(INSTRUCTIONS TO FOLLOW) Locate and copy each line in the data that contains the word "letter".

(Records contained in a dataset)
* * * * *

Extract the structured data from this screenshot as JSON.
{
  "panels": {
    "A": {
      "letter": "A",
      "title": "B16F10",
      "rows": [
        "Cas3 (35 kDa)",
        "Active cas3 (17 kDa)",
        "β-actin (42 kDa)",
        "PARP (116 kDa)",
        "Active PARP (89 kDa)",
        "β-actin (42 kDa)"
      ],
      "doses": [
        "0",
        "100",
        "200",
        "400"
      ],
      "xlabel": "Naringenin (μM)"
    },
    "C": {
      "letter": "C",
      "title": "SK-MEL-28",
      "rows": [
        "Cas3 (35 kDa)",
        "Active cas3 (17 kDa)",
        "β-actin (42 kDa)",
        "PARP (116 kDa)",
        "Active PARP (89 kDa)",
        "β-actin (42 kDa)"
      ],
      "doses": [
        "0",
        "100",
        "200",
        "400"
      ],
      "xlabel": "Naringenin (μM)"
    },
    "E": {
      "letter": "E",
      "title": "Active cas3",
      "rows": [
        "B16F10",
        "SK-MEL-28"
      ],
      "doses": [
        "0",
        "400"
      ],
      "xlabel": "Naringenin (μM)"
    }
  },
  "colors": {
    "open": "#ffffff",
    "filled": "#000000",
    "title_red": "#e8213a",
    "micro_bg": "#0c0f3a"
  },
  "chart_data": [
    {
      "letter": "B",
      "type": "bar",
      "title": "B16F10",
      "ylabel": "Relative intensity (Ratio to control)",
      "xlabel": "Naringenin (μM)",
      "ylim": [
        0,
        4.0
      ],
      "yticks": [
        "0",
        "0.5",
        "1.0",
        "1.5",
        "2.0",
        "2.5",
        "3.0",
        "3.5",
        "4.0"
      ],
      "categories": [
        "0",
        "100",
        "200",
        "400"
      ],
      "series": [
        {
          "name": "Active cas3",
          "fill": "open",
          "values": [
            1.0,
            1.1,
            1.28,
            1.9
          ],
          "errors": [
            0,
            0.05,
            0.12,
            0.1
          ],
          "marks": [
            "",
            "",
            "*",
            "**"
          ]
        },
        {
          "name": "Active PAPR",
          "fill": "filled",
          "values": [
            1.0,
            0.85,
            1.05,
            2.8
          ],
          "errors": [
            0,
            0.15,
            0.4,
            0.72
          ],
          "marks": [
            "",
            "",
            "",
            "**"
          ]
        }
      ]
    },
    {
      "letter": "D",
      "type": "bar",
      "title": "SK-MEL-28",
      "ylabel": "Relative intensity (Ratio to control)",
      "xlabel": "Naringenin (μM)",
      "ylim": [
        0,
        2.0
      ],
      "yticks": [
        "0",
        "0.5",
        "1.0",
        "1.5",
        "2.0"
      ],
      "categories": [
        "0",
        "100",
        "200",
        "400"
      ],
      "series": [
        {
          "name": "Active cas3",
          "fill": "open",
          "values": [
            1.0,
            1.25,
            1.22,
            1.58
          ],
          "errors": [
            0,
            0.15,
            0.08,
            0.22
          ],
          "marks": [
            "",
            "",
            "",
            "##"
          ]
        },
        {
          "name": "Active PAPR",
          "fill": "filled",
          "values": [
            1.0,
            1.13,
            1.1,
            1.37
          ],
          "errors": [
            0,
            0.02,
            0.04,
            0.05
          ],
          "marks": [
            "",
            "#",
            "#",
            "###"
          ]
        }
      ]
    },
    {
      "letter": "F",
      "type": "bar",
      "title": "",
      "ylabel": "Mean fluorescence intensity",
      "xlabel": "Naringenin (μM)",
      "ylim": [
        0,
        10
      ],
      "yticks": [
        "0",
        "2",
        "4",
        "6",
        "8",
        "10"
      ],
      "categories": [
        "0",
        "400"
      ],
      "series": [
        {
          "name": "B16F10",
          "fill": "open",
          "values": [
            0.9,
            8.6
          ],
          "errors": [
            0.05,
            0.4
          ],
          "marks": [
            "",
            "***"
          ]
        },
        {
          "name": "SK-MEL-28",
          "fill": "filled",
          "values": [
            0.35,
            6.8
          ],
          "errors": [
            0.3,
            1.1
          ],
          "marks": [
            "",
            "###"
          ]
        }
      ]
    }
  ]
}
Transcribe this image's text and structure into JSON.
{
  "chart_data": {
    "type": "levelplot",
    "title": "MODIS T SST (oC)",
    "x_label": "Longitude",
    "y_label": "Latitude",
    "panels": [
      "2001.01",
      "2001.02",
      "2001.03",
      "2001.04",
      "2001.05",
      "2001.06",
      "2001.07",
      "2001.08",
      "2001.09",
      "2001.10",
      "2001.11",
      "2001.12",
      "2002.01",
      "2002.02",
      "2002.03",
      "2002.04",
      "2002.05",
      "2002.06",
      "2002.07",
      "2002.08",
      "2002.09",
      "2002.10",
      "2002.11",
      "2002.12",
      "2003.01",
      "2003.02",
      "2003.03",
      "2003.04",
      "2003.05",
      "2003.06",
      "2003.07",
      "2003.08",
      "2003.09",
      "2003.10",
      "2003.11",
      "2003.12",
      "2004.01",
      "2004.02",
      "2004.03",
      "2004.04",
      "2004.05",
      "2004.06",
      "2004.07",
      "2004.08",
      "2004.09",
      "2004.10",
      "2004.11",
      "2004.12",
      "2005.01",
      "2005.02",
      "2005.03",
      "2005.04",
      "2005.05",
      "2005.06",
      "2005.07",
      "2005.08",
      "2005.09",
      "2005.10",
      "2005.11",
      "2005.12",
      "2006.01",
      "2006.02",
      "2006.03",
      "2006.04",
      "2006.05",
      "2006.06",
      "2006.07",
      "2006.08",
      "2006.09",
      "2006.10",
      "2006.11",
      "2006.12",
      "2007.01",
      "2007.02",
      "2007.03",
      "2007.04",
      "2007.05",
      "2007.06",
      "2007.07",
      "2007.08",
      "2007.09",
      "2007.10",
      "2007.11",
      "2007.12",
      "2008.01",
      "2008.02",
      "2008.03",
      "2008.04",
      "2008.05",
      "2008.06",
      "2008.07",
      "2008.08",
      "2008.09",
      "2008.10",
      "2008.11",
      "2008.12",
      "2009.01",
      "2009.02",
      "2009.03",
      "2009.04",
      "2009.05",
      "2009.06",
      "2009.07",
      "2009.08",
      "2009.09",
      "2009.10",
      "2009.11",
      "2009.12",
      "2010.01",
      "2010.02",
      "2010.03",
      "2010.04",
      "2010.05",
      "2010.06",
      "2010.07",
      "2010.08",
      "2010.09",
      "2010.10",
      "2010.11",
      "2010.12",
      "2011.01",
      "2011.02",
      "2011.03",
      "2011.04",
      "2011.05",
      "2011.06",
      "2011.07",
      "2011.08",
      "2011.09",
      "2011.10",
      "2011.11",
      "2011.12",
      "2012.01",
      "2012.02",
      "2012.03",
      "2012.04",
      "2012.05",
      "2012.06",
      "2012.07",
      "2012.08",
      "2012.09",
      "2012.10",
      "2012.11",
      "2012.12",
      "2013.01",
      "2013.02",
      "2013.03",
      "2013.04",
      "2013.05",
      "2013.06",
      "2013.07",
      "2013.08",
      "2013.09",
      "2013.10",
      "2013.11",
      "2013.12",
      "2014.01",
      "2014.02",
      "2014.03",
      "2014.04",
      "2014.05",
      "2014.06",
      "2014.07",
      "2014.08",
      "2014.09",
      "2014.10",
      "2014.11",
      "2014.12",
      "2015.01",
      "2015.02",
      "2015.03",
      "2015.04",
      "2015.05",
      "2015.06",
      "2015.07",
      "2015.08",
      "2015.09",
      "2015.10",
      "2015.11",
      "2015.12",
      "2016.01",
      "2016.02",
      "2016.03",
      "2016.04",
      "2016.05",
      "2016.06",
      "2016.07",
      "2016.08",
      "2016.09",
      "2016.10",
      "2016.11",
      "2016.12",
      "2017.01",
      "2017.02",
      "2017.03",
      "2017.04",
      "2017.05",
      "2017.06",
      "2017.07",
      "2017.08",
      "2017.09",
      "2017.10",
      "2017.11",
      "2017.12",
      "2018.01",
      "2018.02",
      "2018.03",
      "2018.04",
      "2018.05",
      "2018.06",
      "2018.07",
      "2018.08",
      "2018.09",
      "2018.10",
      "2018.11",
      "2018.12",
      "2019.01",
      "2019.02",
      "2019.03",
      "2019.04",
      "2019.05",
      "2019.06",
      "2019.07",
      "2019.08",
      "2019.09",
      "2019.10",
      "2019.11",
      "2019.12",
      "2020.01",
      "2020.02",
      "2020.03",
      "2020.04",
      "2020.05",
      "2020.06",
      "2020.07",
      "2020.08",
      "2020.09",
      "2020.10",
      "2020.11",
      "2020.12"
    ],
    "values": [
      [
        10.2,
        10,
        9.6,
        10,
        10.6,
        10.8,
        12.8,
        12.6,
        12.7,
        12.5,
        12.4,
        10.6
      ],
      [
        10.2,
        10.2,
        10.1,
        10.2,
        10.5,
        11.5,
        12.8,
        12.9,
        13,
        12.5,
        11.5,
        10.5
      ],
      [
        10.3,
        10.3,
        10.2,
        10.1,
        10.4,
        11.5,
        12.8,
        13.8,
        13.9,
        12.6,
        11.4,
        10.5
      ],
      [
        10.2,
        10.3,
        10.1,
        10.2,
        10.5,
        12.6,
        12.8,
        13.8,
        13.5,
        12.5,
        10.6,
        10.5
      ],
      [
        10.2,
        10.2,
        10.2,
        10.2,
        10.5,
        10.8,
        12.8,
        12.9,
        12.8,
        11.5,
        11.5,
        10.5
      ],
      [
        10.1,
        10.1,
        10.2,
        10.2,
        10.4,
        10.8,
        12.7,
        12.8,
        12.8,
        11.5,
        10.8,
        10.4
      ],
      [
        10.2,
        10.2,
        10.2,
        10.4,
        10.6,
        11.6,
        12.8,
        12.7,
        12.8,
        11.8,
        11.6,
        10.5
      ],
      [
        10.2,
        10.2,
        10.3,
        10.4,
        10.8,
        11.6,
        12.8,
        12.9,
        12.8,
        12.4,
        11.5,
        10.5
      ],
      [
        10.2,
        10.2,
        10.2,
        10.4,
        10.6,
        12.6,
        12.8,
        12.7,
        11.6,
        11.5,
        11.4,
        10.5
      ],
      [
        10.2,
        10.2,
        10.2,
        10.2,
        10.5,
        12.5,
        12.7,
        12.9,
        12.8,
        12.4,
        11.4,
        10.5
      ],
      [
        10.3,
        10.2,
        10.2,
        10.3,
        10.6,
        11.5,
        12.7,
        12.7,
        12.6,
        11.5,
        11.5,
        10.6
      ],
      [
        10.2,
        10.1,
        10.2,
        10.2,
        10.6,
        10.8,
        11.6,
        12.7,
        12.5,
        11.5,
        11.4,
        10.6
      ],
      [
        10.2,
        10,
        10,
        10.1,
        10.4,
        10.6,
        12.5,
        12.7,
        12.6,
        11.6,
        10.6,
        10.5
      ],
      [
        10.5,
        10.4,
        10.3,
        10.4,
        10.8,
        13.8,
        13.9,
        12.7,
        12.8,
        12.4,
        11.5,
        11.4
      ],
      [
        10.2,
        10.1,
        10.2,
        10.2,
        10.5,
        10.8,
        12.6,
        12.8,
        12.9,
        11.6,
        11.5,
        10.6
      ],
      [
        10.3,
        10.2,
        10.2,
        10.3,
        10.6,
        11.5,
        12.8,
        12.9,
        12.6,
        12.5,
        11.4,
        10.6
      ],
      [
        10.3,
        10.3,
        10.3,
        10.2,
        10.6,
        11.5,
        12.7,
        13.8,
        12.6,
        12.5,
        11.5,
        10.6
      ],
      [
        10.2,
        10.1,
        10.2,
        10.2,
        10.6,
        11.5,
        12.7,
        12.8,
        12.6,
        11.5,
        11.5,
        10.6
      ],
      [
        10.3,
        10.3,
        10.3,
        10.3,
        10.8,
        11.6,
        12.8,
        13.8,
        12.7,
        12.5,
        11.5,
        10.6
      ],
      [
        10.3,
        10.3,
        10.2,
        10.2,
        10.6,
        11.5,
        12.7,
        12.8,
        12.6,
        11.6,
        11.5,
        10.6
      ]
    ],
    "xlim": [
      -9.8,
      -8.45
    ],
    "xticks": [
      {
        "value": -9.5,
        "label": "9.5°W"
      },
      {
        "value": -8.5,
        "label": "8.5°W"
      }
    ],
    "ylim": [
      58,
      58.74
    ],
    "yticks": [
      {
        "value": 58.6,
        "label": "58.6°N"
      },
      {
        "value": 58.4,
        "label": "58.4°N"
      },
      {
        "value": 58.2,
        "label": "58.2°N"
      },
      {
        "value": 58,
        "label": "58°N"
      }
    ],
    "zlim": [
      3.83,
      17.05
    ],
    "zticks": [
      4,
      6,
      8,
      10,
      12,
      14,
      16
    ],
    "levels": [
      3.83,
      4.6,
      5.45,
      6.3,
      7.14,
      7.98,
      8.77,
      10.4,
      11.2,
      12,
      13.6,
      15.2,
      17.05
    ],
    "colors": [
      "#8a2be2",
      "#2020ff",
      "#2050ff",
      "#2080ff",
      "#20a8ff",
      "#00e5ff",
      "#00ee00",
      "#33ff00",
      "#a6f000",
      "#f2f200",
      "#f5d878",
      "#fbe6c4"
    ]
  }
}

* * * * *

(COMPLETED TASK)
      "letter": "A",
      "letter": "C",
      "letter": "E",
      "letter": "B",
      "letter": "D",
      "letter": "F",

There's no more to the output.